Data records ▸
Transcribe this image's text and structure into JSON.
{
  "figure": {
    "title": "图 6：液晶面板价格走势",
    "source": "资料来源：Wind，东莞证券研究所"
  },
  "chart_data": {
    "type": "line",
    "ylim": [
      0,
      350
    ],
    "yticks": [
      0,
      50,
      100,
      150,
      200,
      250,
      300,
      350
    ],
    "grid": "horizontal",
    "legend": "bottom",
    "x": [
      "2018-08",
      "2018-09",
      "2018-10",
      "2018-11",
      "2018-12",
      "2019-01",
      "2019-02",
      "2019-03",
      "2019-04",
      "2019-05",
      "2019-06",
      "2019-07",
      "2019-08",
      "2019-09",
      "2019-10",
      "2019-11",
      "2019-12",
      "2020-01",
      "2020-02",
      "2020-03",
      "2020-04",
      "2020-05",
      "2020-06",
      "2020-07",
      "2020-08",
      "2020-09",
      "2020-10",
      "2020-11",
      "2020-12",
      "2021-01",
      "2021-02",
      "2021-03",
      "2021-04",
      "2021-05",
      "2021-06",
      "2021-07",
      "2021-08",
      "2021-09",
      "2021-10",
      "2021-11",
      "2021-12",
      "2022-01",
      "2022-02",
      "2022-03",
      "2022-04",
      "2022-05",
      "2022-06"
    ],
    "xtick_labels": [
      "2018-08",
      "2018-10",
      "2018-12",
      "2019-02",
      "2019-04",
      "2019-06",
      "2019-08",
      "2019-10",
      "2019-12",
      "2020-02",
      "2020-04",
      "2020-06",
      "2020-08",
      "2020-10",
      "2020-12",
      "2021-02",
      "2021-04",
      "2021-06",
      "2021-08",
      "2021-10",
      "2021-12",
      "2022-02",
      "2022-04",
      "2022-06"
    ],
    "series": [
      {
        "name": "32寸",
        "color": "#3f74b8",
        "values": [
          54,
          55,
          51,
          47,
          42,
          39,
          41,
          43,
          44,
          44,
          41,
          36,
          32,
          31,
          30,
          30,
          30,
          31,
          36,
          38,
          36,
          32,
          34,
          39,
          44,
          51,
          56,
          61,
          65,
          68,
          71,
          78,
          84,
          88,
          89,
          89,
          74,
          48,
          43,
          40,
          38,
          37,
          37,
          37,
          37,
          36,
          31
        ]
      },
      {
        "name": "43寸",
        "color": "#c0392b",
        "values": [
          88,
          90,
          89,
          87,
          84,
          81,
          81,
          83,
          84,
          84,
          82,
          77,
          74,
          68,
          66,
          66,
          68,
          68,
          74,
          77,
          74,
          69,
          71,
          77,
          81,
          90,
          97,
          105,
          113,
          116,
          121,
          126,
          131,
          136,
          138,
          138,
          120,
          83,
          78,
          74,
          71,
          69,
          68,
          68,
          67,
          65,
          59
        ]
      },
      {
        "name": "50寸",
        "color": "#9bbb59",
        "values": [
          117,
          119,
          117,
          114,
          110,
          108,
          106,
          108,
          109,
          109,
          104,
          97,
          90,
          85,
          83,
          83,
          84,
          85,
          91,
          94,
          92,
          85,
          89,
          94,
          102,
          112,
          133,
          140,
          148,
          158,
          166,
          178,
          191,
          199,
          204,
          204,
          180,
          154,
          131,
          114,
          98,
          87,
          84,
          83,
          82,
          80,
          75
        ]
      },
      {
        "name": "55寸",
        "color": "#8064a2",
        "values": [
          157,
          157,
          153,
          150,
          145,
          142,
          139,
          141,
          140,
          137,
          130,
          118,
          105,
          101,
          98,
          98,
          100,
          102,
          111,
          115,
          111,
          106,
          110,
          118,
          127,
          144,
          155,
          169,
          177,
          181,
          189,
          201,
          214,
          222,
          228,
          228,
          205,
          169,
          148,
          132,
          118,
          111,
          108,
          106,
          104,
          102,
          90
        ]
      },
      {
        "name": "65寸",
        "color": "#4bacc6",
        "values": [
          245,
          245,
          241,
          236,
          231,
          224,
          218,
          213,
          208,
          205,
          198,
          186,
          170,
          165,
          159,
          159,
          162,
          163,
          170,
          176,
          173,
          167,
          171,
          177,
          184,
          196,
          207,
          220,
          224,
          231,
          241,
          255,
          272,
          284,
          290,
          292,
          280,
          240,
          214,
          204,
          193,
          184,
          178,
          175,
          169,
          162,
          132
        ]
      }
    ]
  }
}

REQUIREMENT ▸ Every line of the material must be returned exactly as it appears.

WRITTEN SOLUTION ▸
Transcribe this image's text and structure into JSON.
{
  "figure": {
    "title": "图 6：液晶面板价格走势",
    "source": "资料来源：Wind，东莞证券研究所"
  },
  "chart_data": {
    "type": "line",
    "ylim": [
      0,
      350
    ],
    "yticks": [
      0,
      50,
      100,
      150,
      200,
      250,
      300,
      350
    ],
    "grid": "horizontal",
    "legend": "bottom",
    "x": [
      "2018-08",
      "2018-09",
      "2018-10",
      "2018-11",
      "2018-12",
      "2019-01",
      "2019-02",
      "2019-03",
      "2019-04",
      "2019-05",
      "2019-06",
      "2019-07",
      "2019-08",
      "2019-09",
      "2019-10",
      "2019-11",
      "2019-12",
      "2020-01",
      "2020-02",
      "2020-03",
      "2020-04",
      "2020-05",
      "2020-06",
      "2020-07",
      "2020-08",
      "2020-09",
      "2020-10",
      "2020-11",
      "2020-12",
      "2021-01",
      "2021-02",
      "2021-03",
      "2021-04",
      "2021-05",
      "2021-06",
      "2021-07",
      "2021-08",
      "2021-09",
      "2021-10",
      "2021-11",
      "2021-12",
      "2022-01",
      "2022-02",
      "2022-03",
      "2022-04",
      "2022-05",
      "2022-06"
    ],
    "xtick_labels": [
      "2018-08",
      "2018-10",
      "2018-12",
      "2019-02",
      "2019-04",
      "2019-06",
      "2019-08",
      "2019-10",
      "2019-12",
      "2020-02",
      "2020-04",
      "2020-06",
      "2020-08",
      "2020-10",
      "2020-12",
      "2021-02",
      "2021-04",
      "2021-06",
      "2021-08",
      "2021-10",
      "2021-12",
      "2022-02",
      "2022-04",
      "2022-06"
    ],
    "series": [
      {
        "name": "32寸",
        "color": "#3f74b8",
        "values": [
          54,
          55,
          51,
          47,
          42,
          39,
          41,
          43,
          44,
          44,
          41,
          36,
          32,
          31,
          30,
          30,
          30,
          31,
          36,
          38,
          36,
          32,
          34,
          39,
          44,
          51,
          56,
          61,
          65,
          68,
          71,
          78,
          84,
          88,
          89,
          89,
          74,
          48,
          43,
          40,
          38,
          37,
          37,
          37,
          37,
          36,
          31
        ]
      },
      {
        "name": "43寸",
        "color": "#c0392b",
        "values": [
          88,
          90,
          89,
          87,
          84,
          81,
          81,
          83,
          84,
          84,
          82,
          77,
          74,
          68,
          66,
          66,
          68,
          68,
          74,
          77,
          74,
          69,
          71,
          77,
          81,
          90,
          97,
          105,
          113,
          116,
          121,
          126,
          131,
          136,
          138,
          138,
          120,
          83,
          78,
          74,
          71,
          69,
          68,
          68,
          67,
          65,
          59
        ]
      },
      {
        "name": "50寸",
        "color": "#9bbb59",
        "values": [
          117,
          119,
          117,
          114,
          110,
          108,
          106,
          108,
          109,
          109,
          104,
          97,
          90,
          85,
          83,
          83,
          84,
          85,
          91,
          94,
          92,
          85,
          89,
          94,
          102,
          112,
          133,
          140,
          148,
          158,
          166,
          178,
          191,
          199,
          204,
          204,
          180,
          154,
          131,
          114,
          98,
          87,
          84,
          83,
          82,
          80,
          75
        ]
      },
      {
        "name": "55寸",
        "color": "#8064a2",
        "values": [
          157,
          157,
          153,
          150,
          145,
          142,
          139,
          141,
          140,
          137,
          130,
          118,
          105,
          101,
          98,
          98,
          100,
          102,
          111,
          115,
          111,
          106,
          110,
          118,
          127,
          144,
          155,
          169,
          177,
          181,
          189,
          201,
          214,
          222,
          228,
          228,
          205,
          169,
          148,
          132,
          118,
          111,
          108,
          106,
          104,
          102,
          90
        ]
      },
      {
        "name": "65寸",
        "color": "#4bacc6",
        "values": [
          245,
          245,
          241,
          236,
          231,
          224,
          218,
          213,
          208,
          205,
          198,
          186,
          170,
          165,
          159,
          159,
          162,
          163,
          170,
          176,
          173,
          167,
          171,
          177,
          184,
          196,
          207,
          220,
          224,
          231,
          241,
          255,
          272,
          284,
          290,
          292,
          280,
          240,
          214,
          204,
          193,
          184,
          178,
          175,
          169,
          162,
          132
        ]
      }
    ]
  }
}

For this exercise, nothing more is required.